Dataset listings of figures:
--- BEGIN ---
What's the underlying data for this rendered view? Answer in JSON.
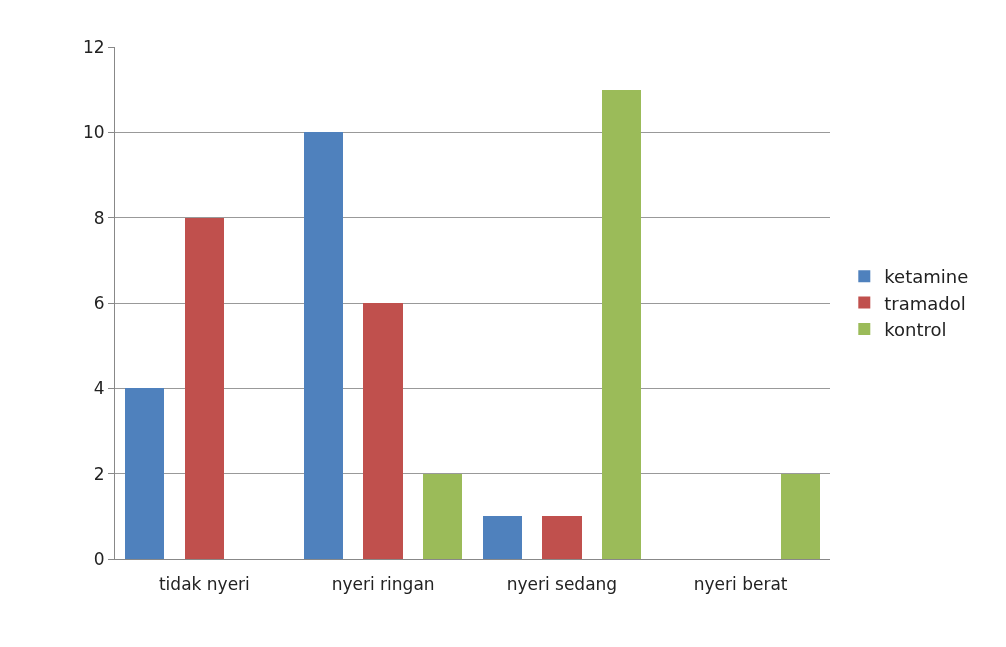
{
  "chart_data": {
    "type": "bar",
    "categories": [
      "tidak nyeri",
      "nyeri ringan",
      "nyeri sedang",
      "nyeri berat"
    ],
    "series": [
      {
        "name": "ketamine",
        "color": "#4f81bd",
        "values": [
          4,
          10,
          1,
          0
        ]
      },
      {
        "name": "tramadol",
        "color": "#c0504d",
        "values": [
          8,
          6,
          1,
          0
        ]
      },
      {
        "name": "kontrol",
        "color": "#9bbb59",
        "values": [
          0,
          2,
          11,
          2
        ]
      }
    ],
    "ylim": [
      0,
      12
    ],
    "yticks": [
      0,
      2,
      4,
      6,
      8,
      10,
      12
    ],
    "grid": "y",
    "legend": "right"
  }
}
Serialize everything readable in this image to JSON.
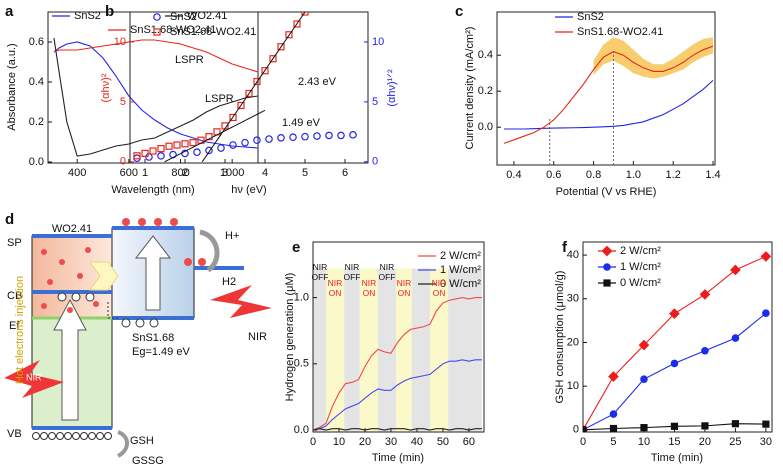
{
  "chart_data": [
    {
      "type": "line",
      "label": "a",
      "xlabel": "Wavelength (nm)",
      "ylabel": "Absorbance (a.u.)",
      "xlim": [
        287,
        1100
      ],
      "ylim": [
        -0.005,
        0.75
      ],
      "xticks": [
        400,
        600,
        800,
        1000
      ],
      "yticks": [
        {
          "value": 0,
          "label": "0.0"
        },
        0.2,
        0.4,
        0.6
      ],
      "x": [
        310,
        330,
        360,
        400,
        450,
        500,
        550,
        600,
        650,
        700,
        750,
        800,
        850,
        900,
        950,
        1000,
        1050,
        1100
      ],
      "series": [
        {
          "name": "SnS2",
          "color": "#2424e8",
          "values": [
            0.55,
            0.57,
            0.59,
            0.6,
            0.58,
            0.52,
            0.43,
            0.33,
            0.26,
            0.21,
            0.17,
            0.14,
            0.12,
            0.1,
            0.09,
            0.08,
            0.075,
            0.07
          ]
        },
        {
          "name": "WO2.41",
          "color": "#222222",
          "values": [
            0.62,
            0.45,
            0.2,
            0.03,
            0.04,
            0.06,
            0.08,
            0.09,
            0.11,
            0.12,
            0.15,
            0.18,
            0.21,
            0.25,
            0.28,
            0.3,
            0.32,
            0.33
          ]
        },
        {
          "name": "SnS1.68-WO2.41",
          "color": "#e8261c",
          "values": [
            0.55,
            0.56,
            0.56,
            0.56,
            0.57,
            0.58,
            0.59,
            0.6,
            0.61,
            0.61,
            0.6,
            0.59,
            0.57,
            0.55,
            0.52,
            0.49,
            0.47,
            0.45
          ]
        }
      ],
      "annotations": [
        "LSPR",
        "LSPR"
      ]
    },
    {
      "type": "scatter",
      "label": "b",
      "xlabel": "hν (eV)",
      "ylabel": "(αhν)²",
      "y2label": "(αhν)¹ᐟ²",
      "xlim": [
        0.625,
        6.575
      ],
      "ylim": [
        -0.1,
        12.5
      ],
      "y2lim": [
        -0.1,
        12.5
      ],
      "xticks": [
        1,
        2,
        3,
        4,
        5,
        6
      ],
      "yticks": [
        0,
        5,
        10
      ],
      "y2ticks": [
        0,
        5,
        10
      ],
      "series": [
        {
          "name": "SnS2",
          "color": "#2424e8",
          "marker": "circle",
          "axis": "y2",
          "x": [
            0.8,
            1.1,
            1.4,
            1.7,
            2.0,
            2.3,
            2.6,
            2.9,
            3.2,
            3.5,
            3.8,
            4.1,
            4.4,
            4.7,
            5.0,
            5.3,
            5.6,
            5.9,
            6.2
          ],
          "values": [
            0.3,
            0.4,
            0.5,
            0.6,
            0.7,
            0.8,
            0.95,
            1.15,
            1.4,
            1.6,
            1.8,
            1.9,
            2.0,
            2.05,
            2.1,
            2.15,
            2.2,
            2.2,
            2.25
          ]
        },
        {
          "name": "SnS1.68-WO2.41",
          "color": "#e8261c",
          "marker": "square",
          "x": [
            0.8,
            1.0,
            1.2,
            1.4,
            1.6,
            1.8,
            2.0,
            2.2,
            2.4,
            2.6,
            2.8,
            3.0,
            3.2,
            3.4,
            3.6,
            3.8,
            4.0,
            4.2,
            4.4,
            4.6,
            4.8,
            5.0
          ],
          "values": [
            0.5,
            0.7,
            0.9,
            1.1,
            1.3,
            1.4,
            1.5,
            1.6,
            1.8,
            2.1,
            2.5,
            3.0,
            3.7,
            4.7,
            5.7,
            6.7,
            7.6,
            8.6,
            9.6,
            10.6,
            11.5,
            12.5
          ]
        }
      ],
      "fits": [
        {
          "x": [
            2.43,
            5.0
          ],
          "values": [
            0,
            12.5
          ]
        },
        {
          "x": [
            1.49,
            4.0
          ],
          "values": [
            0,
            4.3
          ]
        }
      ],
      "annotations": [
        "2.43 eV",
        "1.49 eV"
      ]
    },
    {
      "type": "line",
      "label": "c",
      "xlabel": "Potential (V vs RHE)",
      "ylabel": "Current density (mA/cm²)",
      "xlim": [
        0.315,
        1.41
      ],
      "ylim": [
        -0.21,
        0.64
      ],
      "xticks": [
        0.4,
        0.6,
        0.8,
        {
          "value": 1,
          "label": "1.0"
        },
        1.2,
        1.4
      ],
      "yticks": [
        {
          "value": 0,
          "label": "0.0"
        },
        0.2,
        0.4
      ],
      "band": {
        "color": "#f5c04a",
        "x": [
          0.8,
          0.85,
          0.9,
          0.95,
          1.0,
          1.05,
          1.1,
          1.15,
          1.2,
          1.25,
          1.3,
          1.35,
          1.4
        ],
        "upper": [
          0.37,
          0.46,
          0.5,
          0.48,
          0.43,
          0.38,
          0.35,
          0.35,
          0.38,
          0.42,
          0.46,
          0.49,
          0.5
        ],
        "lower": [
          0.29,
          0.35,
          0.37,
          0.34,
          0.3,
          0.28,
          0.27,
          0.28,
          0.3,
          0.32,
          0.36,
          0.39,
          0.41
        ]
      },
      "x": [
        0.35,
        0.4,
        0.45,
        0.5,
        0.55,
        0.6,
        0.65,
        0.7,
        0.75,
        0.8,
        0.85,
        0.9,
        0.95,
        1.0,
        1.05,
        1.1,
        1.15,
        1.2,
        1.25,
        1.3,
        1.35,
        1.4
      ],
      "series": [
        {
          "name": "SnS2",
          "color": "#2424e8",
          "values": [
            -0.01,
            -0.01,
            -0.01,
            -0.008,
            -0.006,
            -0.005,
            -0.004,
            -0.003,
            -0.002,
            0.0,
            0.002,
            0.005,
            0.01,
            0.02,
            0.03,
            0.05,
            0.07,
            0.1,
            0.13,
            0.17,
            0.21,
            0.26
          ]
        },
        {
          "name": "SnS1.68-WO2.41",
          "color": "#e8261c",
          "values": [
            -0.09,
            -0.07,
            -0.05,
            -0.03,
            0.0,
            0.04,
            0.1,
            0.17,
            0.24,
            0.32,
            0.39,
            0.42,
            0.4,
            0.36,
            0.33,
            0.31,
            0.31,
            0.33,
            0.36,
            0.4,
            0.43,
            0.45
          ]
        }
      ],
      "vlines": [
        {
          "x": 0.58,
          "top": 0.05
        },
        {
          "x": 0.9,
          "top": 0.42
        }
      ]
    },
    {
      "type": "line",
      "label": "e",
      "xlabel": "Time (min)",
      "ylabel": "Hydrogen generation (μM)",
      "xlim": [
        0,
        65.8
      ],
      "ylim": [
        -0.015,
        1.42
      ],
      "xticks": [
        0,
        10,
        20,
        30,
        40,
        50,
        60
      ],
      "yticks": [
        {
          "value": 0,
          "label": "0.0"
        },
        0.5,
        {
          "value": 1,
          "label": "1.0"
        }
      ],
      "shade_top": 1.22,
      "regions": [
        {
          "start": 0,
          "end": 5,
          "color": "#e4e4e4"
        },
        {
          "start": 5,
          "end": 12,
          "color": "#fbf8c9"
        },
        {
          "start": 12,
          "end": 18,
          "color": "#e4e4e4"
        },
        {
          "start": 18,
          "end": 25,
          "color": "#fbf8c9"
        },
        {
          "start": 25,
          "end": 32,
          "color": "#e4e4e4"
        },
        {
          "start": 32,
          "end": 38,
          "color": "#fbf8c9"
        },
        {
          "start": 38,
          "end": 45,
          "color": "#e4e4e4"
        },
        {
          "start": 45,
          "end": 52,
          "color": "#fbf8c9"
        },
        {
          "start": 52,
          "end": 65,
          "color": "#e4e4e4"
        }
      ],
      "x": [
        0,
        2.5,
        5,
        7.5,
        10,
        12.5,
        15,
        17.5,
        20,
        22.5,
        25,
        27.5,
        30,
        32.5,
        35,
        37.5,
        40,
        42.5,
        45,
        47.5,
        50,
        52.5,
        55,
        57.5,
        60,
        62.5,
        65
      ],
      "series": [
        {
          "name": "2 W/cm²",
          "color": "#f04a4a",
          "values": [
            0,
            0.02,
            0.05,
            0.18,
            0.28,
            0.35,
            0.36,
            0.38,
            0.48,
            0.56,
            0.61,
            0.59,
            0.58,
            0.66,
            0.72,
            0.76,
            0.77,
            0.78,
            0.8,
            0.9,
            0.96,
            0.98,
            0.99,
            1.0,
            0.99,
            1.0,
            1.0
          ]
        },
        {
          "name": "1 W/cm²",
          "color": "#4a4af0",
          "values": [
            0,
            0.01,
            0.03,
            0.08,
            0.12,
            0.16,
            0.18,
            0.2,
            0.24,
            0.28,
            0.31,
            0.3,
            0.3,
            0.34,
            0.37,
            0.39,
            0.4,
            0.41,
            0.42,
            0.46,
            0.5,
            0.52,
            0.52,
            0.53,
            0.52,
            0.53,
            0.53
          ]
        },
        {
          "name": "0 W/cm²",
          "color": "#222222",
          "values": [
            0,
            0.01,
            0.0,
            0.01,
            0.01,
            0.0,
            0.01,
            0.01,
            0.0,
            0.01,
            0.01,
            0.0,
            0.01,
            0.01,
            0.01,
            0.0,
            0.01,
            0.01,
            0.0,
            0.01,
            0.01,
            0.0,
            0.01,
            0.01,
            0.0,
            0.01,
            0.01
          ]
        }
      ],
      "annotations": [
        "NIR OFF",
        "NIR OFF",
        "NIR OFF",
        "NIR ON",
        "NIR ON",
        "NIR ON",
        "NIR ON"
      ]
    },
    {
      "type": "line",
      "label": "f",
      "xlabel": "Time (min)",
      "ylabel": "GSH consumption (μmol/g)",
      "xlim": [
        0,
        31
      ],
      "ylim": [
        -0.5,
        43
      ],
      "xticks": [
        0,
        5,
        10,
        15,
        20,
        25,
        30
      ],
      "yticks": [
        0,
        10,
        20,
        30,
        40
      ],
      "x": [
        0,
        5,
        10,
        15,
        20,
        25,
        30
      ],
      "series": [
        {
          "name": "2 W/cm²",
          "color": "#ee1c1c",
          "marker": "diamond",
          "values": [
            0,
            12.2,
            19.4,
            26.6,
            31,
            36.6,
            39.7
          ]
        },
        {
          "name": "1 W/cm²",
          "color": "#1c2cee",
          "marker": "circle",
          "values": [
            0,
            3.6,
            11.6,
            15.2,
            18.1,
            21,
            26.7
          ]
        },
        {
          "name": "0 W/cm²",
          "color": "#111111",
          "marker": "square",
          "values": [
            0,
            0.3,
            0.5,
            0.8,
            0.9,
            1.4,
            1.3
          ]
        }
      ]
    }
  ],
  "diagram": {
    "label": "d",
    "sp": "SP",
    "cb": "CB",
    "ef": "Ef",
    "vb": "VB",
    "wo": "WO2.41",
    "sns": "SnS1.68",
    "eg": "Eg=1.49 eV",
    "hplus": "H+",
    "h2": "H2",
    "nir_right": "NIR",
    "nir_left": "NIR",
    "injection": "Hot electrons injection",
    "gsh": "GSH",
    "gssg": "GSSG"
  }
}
--- END ---
From the data above, copy each line that holds "this".

→ **Written solution**:
What's the underlying data for this rendered view? Answer in JSON.
Serialize everything readable in this image to JSON.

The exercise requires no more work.